The request: Select, from the material below, each line with "control" in it.

— START Data records —

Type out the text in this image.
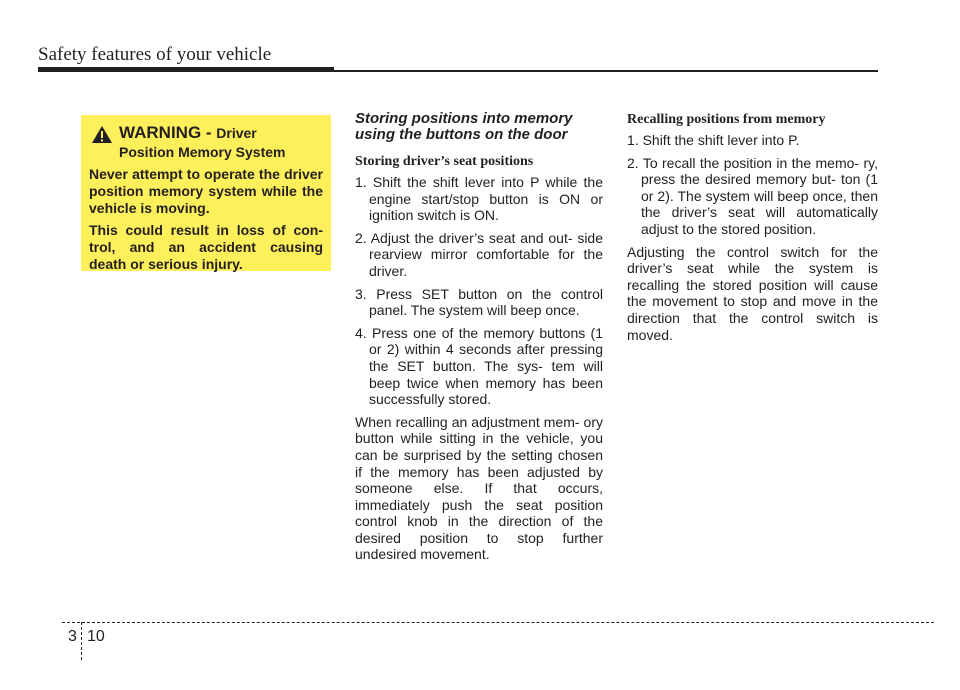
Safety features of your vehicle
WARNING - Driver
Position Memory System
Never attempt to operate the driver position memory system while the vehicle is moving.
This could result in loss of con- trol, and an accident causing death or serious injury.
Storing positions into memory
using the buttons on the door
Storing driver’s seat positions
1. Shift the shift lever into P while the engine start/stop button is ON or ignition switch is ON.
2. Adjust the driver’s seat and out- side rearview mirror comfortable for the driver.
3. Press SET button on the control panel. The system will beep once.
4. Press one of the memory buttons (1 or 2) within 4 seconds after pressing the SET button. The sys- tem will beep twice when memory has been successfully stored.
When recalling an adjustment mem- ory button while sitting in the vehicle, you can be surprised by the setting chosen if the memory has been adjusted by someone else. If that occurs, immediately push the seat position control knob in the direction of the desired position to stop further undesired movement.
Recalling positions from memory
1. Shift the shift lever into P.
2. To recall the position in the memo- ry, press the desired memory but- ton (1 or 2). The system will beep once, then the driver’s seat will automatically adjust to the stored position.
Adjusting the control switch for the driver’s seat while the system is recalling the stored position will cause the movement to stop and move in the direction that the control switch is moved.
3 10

— END Data records —

Output for this task:
3. Press SET button on the control panel. The system will beep once.
When recalling an adjustment mem- ory button while sitting in the vehicle, you can be surprised by the setting chosen if the memory has been adjusted by someone else. If that occurs, immediately push the seat position control knob in the direction of the desired position to stop further undesired movement.
Adjusting the control switch for the driver’s seat while the system is recalling the stored position will cause the movement to stop and move in the direction that the control switch is moved.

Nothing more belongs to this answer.